╭─ INFORMATION GIVEN

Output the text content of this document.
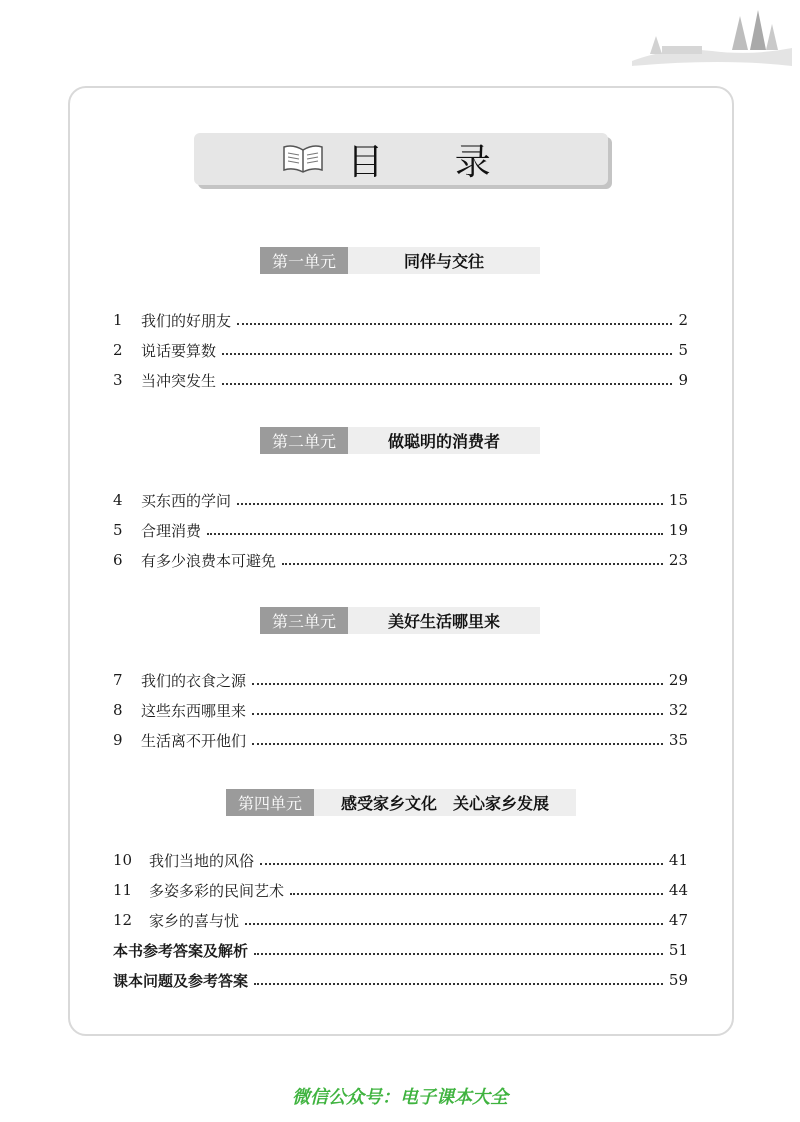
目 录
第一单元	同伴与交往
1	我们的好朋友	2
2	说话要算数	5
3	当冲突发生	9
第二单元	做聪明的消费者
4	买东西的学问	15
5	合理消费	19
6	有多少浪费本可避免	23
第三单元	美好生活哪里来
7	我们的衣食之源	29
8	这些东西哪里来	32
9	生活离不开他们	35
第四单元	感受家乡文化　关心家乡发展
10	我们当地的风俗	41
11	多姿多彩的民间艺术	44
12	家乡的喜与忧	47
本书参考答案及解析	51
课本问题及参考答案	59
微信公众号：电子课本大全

╰─

REQUIRED WORK.
Return all the entries word for word, but omit any pictures they contain.

IN RESPONSE.
Output the text content of this document.
目 录
第一单元	同伴与交往
1	我们的好朋友	2
2	说话要算数	5
3	当冲突发生	9
第二单元	做聪明的消费者
4	买东西的学问	15
5	合理消费	19
6	有多少浪费本可避免	23
第三单元	美好生活哪里来
7	我们的衣食之源	29
8	这些东西哪里来	32
9	生活离不开他们	35
第四单元	感受家乡文化　关心家乡发展
10	我们当地的风俗	41
11	多姿多彩的民间艺术	44
12	家乡的喜与忧	47
本书参考答案及解析	51
课本问题及参考答案	59
微信公众号：电子课本大全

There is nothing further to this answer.